What is expected => Restate all of the data exactly.

━━━ Listing

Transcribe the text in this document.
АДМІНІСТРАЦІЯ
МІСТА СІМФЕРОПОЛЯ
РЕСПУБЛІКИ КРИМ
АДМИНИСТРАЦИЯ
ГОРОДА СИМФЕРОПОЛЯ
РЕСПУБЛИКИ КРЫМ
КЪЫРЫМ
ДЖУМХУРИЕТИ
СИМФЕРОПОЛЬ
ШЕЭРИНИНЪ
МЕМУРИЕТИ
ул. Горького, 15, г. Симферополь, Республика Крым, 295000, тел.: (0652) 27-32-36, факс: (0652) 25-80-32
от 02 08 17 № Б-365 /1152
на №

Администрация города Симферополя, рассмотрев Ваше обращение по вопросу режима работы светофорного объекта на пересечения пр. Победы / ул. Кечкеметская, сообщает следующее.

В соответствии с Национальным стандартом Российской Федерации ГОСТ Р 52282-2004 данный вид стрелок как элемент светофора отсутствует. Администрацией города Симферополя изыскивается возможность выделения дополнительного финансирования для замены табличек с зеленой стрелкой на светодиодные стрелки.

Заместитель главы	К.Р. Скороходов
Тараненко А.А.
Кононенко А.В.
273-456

━━━━━━

Problem solution =>
Transcribe the text in this document.
АДМІНІСТРАЦІЯ
МІСТА СІМФЕРОПОЛЯ
РЕСПУБЛІКИ КРИМ
АДМИНИСТРАЦИЯ
ГОРОДА СИМФЕРОПОЛЯ
РЕСПУБЛИКИ КРЫМ
КЪЫРЫМ
ДЖУМХУРИЕТИ
СИМФЕРОПОЛЬ
ШЕЭРИНИНЪ
МЕМУРИЕТИ
ул. Горького, 15, г. Симферополь, Республика Крым, 295000, тел.: (0652) 27-32-36, факс: (0652) 25-80-32
от 02 08 17 № Б-365 /1152
на №

Администрация города Симферополя, рассмотрев Ваше обращение по вопросу режима работы светофорного объекта на пересечения пр. Победы / ул. Кечкеметская, сообщает следующее.

В соответствии с Национальным стандартом Российской Федерации ГОСТ Р 52282-2004 данный вид стрелок как элемент светофора отсутствует. Администрацией города Симферополя изыскивается возможность выделения дополнительного финансирования для замены табличек с зеленой стрелкой на светодиодные стрелки.

Заместитель главы	К.Р. Скороходов
Тараненко А.А.
Кононенко А.В.
273-456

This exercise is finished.